THE REQUEST
Copy every line of the entries below word for word.

— BEGIN —

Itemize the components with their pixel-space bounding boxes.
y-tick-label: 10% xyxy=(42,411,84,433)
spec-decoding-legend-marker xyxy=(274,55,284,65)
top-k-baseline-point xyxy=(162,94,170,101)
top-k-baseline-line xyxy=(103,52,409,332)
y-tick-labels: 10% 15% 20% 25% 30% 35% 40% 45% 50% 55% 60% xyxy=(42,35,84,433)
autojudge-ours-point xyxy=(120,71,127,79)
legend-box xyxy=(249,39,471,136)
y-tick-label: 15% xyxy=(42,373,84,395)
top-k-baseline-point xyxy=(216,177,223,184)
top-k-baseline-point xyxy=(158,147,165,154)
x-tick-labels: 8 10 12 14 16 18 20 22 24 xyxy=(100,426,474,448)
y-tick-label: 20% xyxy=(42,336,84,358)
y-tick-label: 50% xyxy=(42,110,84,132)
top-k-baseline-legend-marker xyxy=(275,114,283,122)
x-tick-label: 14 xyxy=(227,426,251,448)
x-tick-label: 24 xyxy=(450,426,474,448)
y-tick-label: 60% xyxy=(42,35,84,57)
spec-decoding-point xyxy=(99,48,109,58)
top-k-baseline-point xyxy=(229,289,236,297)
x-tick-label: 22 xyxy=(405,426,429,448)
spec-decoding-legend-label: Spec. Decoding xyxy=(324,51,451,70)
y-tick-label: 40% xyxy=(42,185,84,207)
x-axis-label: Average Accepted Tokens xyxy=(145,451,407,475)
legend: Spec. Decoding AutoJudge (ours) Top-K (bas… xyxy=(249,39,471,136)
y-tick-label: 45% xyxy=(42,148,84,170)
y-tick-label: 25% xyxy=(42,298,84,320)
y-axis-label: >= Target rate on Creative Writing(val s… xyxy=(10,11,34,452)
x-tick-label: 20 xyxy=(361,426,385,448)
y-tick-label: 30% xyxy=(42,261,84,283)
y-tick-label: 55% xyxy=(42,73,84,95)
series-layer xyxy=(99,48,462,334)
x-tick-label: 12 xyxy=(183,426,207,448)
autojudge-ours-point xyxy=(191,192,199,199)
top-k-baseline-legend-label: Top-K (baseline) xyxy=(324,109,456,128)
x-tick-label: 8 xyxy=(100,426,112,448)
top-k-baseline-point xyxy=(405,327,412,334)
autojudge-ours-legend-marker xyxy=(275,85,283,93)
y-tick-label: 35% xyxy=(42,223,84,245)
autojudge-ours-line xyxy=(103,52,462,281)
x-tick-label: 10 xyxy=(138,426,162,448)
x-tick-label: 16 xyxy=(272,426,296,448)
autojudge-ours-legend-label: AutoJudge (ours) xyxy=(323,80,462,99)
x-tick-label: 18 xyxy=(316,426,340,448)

— END —

WRITTEN RESPONSE
Itemize the components with their pixel-space bounding boxes.
y-tick-label: 10% xyxy=(42,411,84,433)
spec-decoding-legend-marker xyxy=(274,55,284,65)
top-k-baseline-point xyxy=(162,94,170,101)
top-k-baseline-line xyxy=(103,52,409,332)
y-tick-labels: 10% 15% 20% 25% 30% 35% 40% 45% 50% 55% 60% xyxy=(42,35,84,433)
autojudge-ours-point xyxy=(120,71,127,79)
legend-box xyxy=(249,39,471,136)
y-tick-label: 15% xyxy=(42,373,84,395)
top-k-baseline-point xyxy=(216,177,223,184)
top-k-baseline-point xyxy=(158,147,165,154)
x-tick-labels: 8 10 12 14 16 18 20 22 24 xyxy=(100,426,474,448)
y-tick-label: 20% xyxy=(42,336,84,358)
y-tick-label: 50% xyxy=(42,110,84,132)
top-k-baseline-legend-marker xyxy=(275,114,283,122)
x-tick-label: 14 xyxy=(227,426,251,448)
x-tick-label: 24 xyxy=(450,426,474,448)
y-tick-label: 60% xyxy=(42,35,84,57)
spec-decoding-point xyxy=(99,48,109,58)
top-k-baseline-point xyxy=(229,289,236,297)
x-tick-label: 22 xyxy=(405,426,429,448)
spec-decoding-legend-label: Spec. Decoding xyxy=(324,51,451,70)
y-tick-label: 40% xyxy=(42,185,84,207)
x-axis-label: Average Accepted Tokens xyxy=(145,451,407,475)
legend: Spec. Decoding AutoJudge (ours) Top-K (bas… xyxy=(249,39,471,136)
y-tick-label: 45% xyxy=(42,148,84,170)
y-tick-label: 25% xyxy=(42,298,84,320)
y-axis-label: >= Target rate on Creative Writing(val s… xyxy=(10,11,34,452)
x-tick-label: 20 xyxy=(361,426,385,448)
y-tick-label: 30% xyxy=(42,261,84,283)
y-tick-label: 55% xyxy=(42,73,84,95)
series-layer xyxy=(99,48,462,334)
x-tick-label: 12 xyxy=(183,426,207,448)
autojudge-ours-point xyxy=(191,192,199,199)
top-k-baseline-legend-label: Top-K (baseline) xyxy=(324,109,456,128)
x-tick-label: 8 xyxy=(100,426,112,448)
top-k-baseline-point xyxy=(405,327,412,334)
autojudge-ours-legend-marker xyxy=(275,85,283,93)
y-tick-label: 35% xyxy=(42,223,84,245)
autojudge-ours-line xyxy=(103,52,462,281)
x-tick-label: 10 xyxy=(138,426,162,448)
x-tick-label: 16 xyxy=(272,426,296,448)
autojudge-ours-legend-label: AutoJudge (ours) xyxy=(323,80,462,99)
x-tick-label: 18 xyxy=(316,426,340,448)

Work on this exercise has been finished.